:: TO BE DONE ::
Restate the entries below verbatim.

:: GIVEN ENTRIES ::
○ ○ ○
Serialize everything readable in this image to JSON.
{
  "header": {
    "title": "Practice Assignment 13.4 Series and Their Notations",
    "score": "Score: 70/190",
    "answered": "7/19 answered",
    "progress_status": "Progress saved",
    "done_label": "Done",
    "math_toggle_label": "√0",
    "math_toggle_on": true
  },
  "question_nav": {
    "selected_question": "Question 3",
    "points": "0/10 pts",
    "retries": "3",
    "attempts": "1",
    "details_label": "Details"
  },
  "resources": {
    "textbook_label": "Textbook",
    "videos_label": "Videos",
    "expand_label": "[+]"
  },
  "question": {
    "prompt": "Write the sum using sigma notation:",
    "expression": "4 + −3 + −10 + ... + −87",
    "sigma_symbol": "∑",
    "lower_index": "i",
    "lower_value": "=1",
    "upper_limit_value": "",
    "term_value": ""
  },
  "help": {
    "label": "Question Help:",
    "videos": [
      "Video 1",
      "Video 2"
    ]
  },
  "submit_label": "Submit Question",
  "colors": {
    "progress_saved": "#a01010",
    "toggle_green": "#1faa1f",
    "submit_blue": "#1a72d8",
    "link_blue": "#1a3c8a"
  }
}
○ ○ ○
:: ANSWER TO THIS PROBLEM ::
Serialize everything readable in this image to JSON.
{
  "header": {
    "title": "Practice Assignment 13.4 Series and Their Notations",
    "score": "Score: 70/190",
    "answered": "7/19 answered",
    "progress_status": "Progress saved",
    "done_label": "Done",
    "math_toggle_label": "√0",
    "math_toggle_on": true
  },
  "question_nav": {
    "selected_question": "Question 3",
    "points": "0/10 pts",
    "retries": "3",
    "attempts": "1",
    "details_label": "Details"
  },
  "resources": {
    "textbook_label": "Textbook",
    "videos_label": "Videos",
    "expand_label": "[+]"
  },
  "question": {
    "prompt": "Write the sum using sigma notation:",
    "expression": "4 + −3 + −10 + ... + −87",
    "sigma_symbol": "∑",
    "lower_index": "i",
    "lower_value": "=1",
    "upper_limit_value": "",
    "term_value": ""
  },
  "help": {
    "label": "Question Help:",
    "videos": [
      "Video 1",
      "Video 2"
    ]
  },
  "submit_label": "Submit Question",
  "colors": {
    "progress_saved": "#a01010",
    "toggle_green": "#1faa1f",
    "submit_blue": "#1a72d8",
    "link_blue": "#1a3c8a"
  }
}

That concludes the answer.